• _Directions for this task_
Rewrite the lines below, starting at the first one and ending with the line that contains "- keep-doing-card: Vivamus", and replace "thumbs-down-icon" with "dislike-icon" while leaving everything else unchanged.

☆ ☆ ☆ ☆ ☆

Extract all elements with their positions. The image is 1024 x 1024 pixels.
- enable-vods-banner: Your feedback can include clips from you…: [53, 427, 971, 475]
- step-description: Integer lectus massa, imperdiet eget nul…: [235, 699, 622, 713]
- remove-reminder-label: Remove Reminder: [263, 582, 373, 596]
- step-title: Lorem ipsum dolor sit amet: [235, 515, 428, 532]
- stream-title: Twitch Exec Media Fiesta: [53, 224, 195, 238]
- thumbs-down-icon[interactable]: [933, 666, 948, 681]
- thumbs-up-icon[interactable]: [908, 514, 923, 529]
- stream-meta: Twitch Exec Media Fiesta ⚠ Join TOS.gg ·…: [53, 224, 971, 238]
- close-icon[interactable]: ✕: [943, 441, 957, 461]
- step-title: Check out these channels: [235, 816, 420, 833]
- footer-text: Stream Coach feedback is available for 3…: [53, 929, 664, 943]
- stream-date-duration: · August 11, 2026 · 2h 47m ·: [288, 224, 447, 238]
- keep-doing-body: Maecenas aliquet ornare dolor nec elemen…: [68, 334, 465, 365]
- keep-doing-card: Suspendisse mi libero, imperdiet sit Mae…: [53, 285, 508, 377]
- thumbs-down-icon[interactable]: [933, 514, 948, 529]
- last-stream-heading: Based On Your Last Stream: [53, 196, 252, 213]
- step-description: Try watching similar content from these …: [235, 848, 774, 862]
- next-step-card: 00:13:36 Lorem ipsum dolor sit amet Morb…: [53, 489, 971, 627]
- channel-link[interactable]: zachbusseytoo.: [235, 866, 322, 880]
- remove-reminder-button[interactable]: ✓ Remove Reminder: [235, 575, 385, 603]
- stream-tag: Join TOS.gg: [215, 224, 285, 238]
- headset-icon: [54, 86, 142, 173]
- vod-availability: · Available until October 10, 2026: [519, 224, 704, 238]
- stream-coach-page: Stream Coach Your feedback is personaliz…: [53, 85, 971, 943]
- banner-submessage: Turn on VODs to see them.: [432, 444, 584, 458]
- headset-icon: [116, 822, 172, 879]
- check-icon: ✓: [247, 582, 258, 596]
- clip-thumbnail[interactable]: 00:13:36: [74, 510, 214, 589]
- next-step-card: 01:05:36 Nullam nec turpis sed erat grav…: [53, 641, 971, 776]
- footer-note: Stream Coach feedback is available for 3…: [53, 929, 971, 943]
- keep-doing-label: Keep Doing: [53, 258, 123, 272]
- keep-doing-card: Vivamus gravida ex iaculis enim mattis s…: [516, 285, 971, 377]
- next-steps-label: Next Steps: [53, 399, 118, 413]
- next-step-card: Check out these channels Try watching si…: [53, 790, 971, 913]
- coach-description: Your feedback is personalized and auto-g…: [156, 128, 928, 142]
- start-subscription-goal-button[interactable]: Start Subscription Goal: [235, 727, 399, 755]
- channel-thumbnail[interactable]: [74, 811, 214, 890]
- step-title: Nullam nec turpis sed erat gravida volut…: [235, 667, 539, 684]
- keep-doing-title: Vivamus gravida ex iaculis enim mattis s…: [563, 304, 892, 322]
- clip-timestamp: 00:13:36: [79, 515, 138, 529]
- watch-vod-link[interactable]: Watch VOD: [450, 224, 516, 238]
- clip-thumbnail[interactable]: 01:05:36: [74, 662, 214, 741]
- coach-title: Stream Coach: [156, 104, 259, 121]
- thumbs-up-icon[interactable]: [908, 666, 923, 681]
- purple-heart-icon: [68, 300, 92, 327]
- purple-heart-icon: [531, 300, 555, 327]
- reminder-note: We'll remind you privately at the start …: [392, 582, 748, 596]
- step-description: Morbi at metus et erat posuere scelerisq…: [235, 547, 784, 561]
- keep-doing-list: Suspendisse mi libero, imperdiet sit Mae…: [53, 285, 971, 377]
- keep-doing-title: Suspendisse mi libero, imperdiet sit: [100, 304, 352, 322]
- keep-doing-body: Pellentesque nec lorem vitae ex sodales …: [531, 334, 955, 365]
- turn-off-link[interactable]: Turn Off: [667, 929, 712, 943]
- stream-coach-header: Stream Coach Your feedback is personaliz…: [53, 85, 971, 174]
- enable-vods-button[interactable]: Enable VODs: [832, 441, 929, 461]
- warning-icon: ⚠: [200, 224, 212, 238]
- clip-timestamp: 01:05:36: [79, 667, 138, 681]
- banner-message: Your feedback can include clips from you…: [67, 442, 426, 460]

☆ ☆ ☆ ☆ ☆

• _Output of the exercise_
Extract all elements with their positions. The image is 1024 x 1024 pixels.
- enable-vods-banner: Your feedback can include clips from you…: [53, 427, 971, 475]
- step-description: Integer lectus massa, imperdiet eget nul…: [235, 699, 622, 713]
- remove-reminder-label: Remove Reminder: [263, 582, 373, 596]
- step-title: Lorem ipsum dolor sit amet: [235, 515, 428, 532]
- stream-title: Twitch Exec Media Fiesta: [53, 224, 195, 238]
- dislike-icon[interactable]: [933, 666, 948, 681]
- thumbs-up-icon[interactable]: [908, 514, 923, 529]
- stream-meta: Twitch Exec Media Fiesta ⚠ Join TOS.gg ·…: [53, 224, 971, 238]
- close-icon[interactable]: ✕: [943, 441, 957, 461]
- step-title: Check out these channels: [235, 816, 420, 833]
- footer-text: Stream Coach feedback is available for 3…: [53, 929, 664, 943]
- stream-date-duration: · August 11, 2026 · 2h 47m ·: [288, 224, 447, 238]
- keep-doing-body: Maecenas aliquet ornare dolor nec elemen…: [68, 334, 465, 365]
- keep-doing-card: Suspendisse mi libero, imperdiet sit Mae…: [53, 285, 508, 377]
- dislike-icon[interactable]: [933, 514, 948, 529]
- last-stream-heading: Based On Your Last Stream: [53, 196, 252, 213]
- step-description: Try watching similar content from these …: [235, 848, 774, 862]
- next-step-card: 00:13:36 Lorem ipsum dolor sit amet Morb…: [53, 489, 971, 627]
- channel-link[interactable]: zachbusseytoo.: [235, 866, 322, 880]
- remove-reminder-button[interactable]: ✓ Remove Reminder: [235, 575, 385, 603]
- stream-tag: Join TOS.gg: [215, 224, 285, 238]
- headset-icon: [54, 86, 142, 173]
- vod-availability: · Available until October 10, 2026: [519, 224, 704, 238]
- stream-coach-page: Stream Coach Your feedback is personaliz…: [53, 85, 971, 943]
- banner-submessage: Turn on VODs to see them.: [432, 444, 584, 458]
- headset-icon: [116, 822, 172, 879]
- check-icon: ✓: [247, 582, 258, 596]
- clip-thumbnail[interactable]: 00:13:36: [74, 510, 214, 589]
- next-step-card: 01:05:36 Nullam nec turpis sed erat grav…: [53, 641, 971, 776]
- footer-note: Stream Coach feedback is available for 3…: [53, 929, 971, 943]
- keep-doing-label: Keep Doing: [53, 258, 123, 272]
- keep-doing-card: Vivamus gravida ex iaculis enim mattis s…: [516, 285, 971, 377]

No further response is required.